— What this task involves —
Omit any picture, and return the remaining data exactly as written.

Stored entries
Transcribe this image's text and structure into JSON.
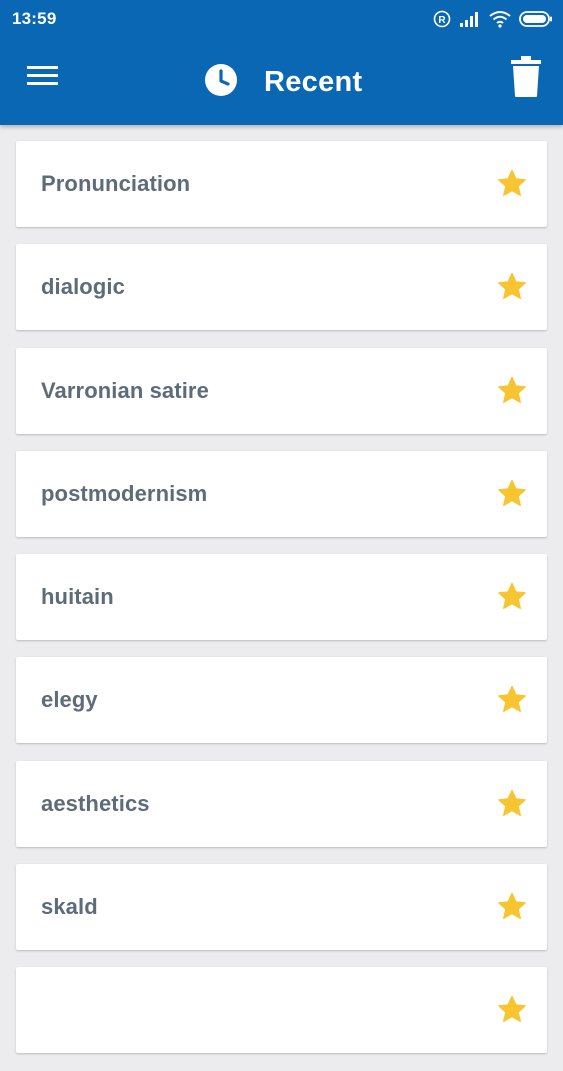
{
  "status_bar": {
    "time": "13:59",
    "icons": [
      "registered-icon",
      "signal-icon",
      "wifi-icon",
      "battery-icon"
    ]
  },
  "toolbar": {
    "title": "Recent",
    "menu_icon": "hamburger-menu-icon",
    "title_icon": "clock-icon",
    "action_icon": "trash-icon"
  },
  "colors": {
    "appbar": "#0a67b3",
    "background": "#ececee",
    "card": "#ffffff",
    "item_text": "#5e6b79",
    "star": "#f7c531"
  },
  "items": [
    {
      "label": "Pronunciation",
      "starred": true
    },
    {
      "label": "dialogic",
      "starred": true
    },
    {
      "label": "Varronian satire",
      "starred": true
    },
    {
      "label": "postmodernism",
      "starred": true
    },
    {
      "label": "huitain",
      "starred": true
    },
    {
      "label": "elegy",
      "starred": true
    },
    {
      "label": "aesthetics",
      "starred": true
    },
    {
      "label": "skald",
      "starred": true
    },
    {
      "label": "",
      "starred": true
    }
  ]
}
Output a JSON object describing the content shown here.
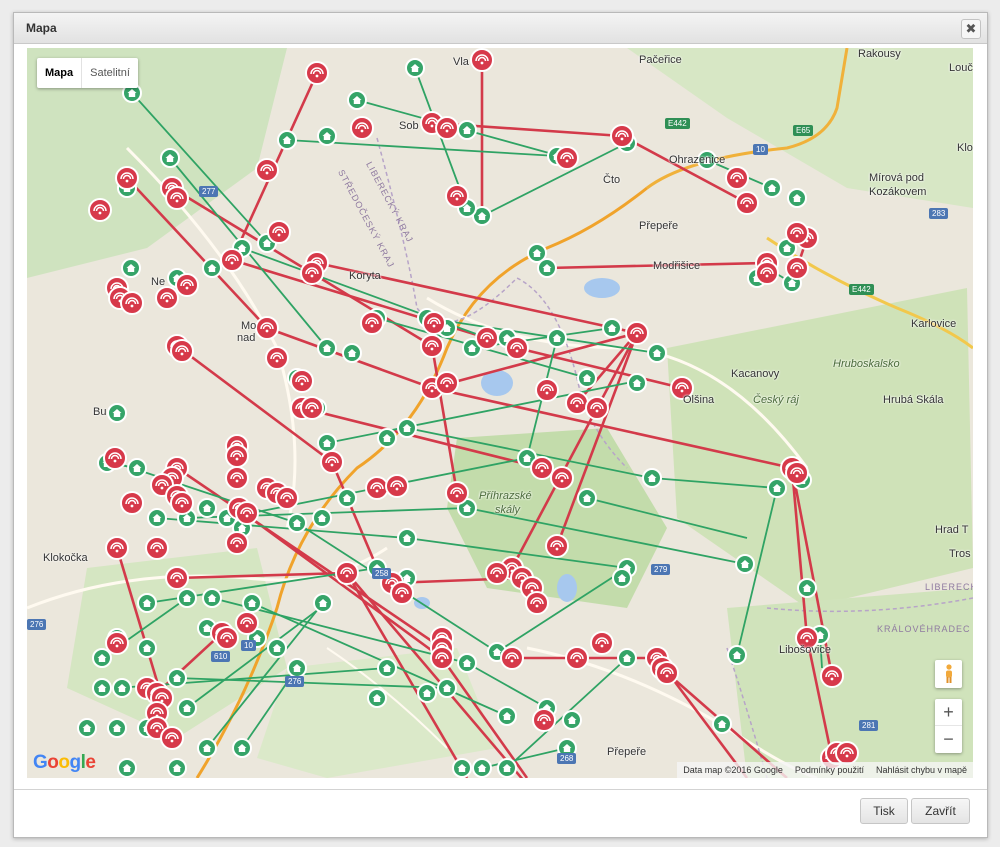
{
  "dialog": {
    "title": "Mapa",
    "close_glyph": "✖",
    "print_label": "Tisk",
    "close_label": "Zavřít"
  },
  "map": {
    "type_options": [
      "Mapa",
      "Satelitní"
    ],
    "selected_type": "Mapa",
    "zoom_in": "+",
    "zoom_out": "−",
    "attribution": {
      "data": "Data map ©2016 Google",
      "terms": "Podmínky použití",
      "report": "Nahlásit chybu v mapě"
    },
    "logo": [
      "G",
      "o",
      "o",
      "g",
      "l",
      "e"
    ],
    "places": {
      "pacerice": "Pačeřice",
      "rakousy": "Rakousy",
      "louc": "Louč",
      "vlastibor": "Vlastiboř",
      "ohrazenice": "Ohrazenice",
      "mirova": "Mírová pod",
      "kozakovem": "Kozákovem",
      "prepere1": "Přepeře",
      "modrisice": "Modřišice",
      "koryta": "Koryta",
      "kacanovy": "Kacanovy",
      "olsina": "Olšina",
      "hruboskalsko": "Hruboskalsko",
      "cesky_raj": "Český ráj",
      "hruba_skala": "Hrubá Skála",
      "karlovice": "Karlovice",
      "klokocka": "Klokočka",
      "prihrazske": "Příhrazské",
      "skaly": "skály",
      "hrad_trosky": "Hrad T",
      "trosky": "Tros",
      "libosovice": "Libošovice",
      "prepere2": "Přepeře",
      "sobotka": "Sob",
      "cto": "Čto",
      "mohelnice": "Mo",
      "nad": "nad",
      "ne": "Ne",
      "bu": "Bu",
      "kl": "Klo",
      "vla": "Vla"
    },
    "regions": {
      "liberecky": "LIBERECKÝ KRAJ",
      "stredocesky": "STŘEDOČESKÝ KRAJ",
      "liberecky2": "LIBERECK",
      "kralovehradecky": "KRÁLOVÉHRADEC"
    },
    "roads": {
      "r277": "277",
      "r268": "258",
      "r276": "276",
      "r276b": "276",
      "r610": "610",
      "r10": "10",
      "r10b": "10",
      "r279": "279",
      "r268b": "268",
      "r281": "281",
      "r283": "283",
      "e442": "E442",
      "e442b": "E442",
      "e65": "E65"
    },
    "colors": {
      "link_green": "#2fa364",
      "link_red": "#d33a4a",
      "node_green": "#35a468",
      "node_red": "#d7394a"
    }
  }
}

— Exercise answer —
Transcribe this image's text and structure into JSON.
{
  "status_bar": {
    "time": "13:59",
    "icons": [
      "registered-icon",
      "signal-icon",
      "wifi-icon",
      "battery-icon"
    ]
  },
  "toolbar": {
    "title": "Recent",
    "menu_icon": "hamburger-menu-icon",
    "title_icon": "clock-icon",
    "action_icon": "trash-icon"
  },
  "colors": {
    "appbar": "#0a67b3",
    "background": "#ececee",
    "card": "#ffffff",
    "item_text": "#5e6b79",
    "star": "#f7c531"
  },
  "items": [
    {
      "label": "Pronunciation",
      "starred": true
    },
    {
      "label": "dialogic",
      "starred": true
    },
    {
      "label": "Varronian satire",
      "starred": true
    },
    {
      "label": "postmodernism",
      "starred": true
    },
    {
      "label": "huitain",
      "starred": true
    },
    {
      "label": "elegy",
      "starred": true
    },
    {
      "label": "aesthetics",
      "starred": true
    },
    {
      "label": "skald",
      "starred": true
    },
    {
      "label": "",
      "starred": true
    }
  ]
}
Output a JSON object describing the content shown here.
{
  "dialog": {
    "title": "Mapa",
    "close_glyph": "✖",
    "print_label": "Tisk",
    "close_label": "Zavřít"
  },
  "map": {
    "type_options": [
      "Mapa",
      "Satelitní"
    ],
    "selected_type": "Mapa",
    "zoom_in": "+",
    "zoom_out": "−",
    "attribution": {
      "data": "Data map ©2016 Google",
      "terms": "Podmínky použití",
      "report": "Nahlásit chybu v mapě"
    },
    "logo": [
      "G",
      "o",
      "o",
      "g",
      "l",
      "e"
    ],
    "places": {
      "pacerice": "Pačeřice",
      "rakousy": "Rakousy",
      "louc": "Louč",
      "vlastibor": "Vlastiboř",
      "ohrazenice": "Ohrazenice",
      "mirova": "Mírová pod",
      "kozakovem": "Kozákovem",
      "prepere1": "Přepeře",
      "modrisice": "Modřišice",
      "koryta": "Koryta",
      "kacanovy": "Kacanovy",
      "olsina": "Olšina",
      "hruboskalsko": "Hruboskalsko",
      "cesky_raj": "Český ráj",
      "hruba_skala": "Hrubá Skála",
      "karlovice": "Karlovice",
      "klokocka": "Klokočka",
      "prihrazske": "Příhrazské",
      "skaly": "skály",
      "hrad_trosky": "Hrad T",
      "trosky": "Tros",
      "libosovice": "Libošovice",
      "prepere2": "Přepeře",
      "sobotka": "Sob",
      "cto": "Čto",
      "mohelnice": "Mo",
      "nad": "nad",
      "ne": "Ne",
      "bu": "Bu",
      "kl": "Klo",
      "vla": "Vla"
    },
    "regions": {
      "liberecky": "LIBERECKÝ KRAJ",
      "stredocesky": "STŘEDOČESKÝ KRAJ",
      "liberecky2": "LIBERECK",
      "kralovehradecky": "KRÁLOVÉHRADEC"
    },
    "roads": {
      "r277": "277",
      "r268": "258",
      "r276": "276",
      "r276b": "276",
      "r610": "610",
      "r10": "10",
      "r10b": "10",
      "r279": "279",
      "r268b": "268",
      "r281": "281",
      "r283": "283",
      "e442": "E442",
      "e442b": "E442",
      "e65": "E65"
    },
    "colors": {
      "link_green": "#2fa364",
      "link_red": "#d33a4a",
      "node_green": "#35a468",
      "node_red": "#d7394a"
    }
  }
}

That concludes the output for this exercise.